- **EXTRACTED ENTRIES**:
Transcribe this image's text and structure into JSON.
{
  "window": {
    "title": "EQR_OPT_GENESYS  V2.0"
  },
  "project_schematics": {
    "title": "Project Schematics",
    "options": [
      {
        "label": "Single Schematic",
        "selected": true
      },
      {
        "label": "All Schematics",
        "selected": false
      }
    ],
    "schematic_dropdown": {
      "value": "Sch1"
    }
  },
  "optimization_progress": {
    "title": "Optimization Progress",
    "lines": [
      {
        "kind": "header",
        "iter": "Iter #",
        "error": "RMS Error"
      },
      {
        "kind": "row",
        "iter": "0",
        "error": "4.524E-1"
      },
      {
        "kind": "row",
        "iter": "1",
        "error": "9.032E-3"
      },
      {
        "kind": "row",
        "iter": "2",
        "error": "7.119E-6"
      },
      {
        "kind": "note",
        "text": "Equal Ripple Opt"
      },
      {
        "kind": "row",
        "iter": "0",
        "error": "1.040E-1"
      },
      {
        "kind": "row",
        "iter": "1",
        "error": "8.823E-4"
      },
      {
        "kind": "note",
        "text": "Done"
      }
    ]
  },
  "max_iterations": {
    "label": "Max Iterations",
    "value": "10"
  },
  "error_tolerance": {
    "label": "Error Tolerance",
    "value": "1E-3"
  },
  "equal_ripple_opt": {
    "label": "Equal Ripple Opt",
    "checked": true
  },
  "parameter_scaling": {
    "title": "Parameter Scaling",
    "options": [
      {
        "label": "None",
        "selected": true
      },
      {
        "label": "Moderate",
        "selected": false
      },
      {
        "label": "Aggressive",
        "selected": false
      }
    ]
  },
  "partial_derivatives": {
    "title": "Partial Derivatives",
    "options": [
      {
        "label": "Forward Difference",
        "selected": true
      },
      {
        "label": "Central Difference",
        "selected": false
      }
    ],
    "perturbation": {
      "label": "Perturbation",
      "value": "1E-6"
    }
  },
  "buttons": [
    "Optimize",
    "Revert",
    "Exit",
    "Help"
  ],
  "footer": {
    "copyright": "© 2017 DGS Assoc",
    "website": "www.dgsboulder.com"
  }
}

- **THE TASK**: The records above must be output exactly, in full.

- **PROBLEM SOLUTION**:
Transcribe this image's text and structure into JSON.
{
  "window": {
    "title": "EQR_OPT_GENESYS  V2.0"
  },
  "project_schematics": {
    "title": "Project Schematics",
    "options": [
      {
        "label": "Single Schematic",
        "selected": true
      },
      {
        "label": "All Schematics",
        "selected": false
      }
    ],
    "schematic_dropdown": {
      "value": "Sch1"
    }
  },
  "optimization_progress": {
    "title": "Optimization Progress",
    "lines": [
      {
        "kind": "header",
        "iter": "Iter #",
        "error": "RMS Error"
      },
      {
        "kind": "row",
        "iter": "0",
        "error": "4.524E-1"
      },
      {
        "kind": "row",
        "iter": "1",
        "error": "9.032E-3"
      },
      {
        "kind": "row",
        "iter": "2",
        "error": "7.119E-6"
      },
      {
        "kind": "note",
        "text": "Equal Ripple Opt"
      },
      {
        "kind": "row",
        "iter": "0",
        "error": "1.040E-1"
      },
      {
        "kind": "row",
        "iter": "1",
        "error": "8.823E-4"
      },
      {
        "kind": "note",
        "text": "Done"
      }
    ]
  },
  "max_iterations": {
    "label": "Max Iterations",
    "value": "10"
  },
  "error_tolerance": {
    "label": "Error Tolerance",
    "value": "1E-3"
  },
  "equal_ripple_opt": {
    "label": "Equal Ripple Opt",
    "checked": true
  },
  "parameter_scaling": {
    "title": "Parameter Scaling",
    "options": [
      {
        "label": "None",
        "selected": true
      },
      {
        "label": "Moderate",
        "selected": false
      },
      {
        "label": "Aggressive",
        "selected": false
      }
    ]
  },
  "partial_derivatives": {
    "title": "Partial Derivatives",
    "options": [
      {
        "label": "Forward Difference",
        "selected": true
      },
      {
        "label": "Central Difference",
        "selected": false
      }
    ],
    "perturbation": {
      "label": "Perturbation",
      "value": "1E-6"
    }
  },
  "buttons": [
    "Optimize",
    "Revert",
    "Exit",
    "Help"
  ],
  "footer": {
    "copyright": "© 2017 DGS Assoc",
    "website": "www.dgsboulder.com"
  }
}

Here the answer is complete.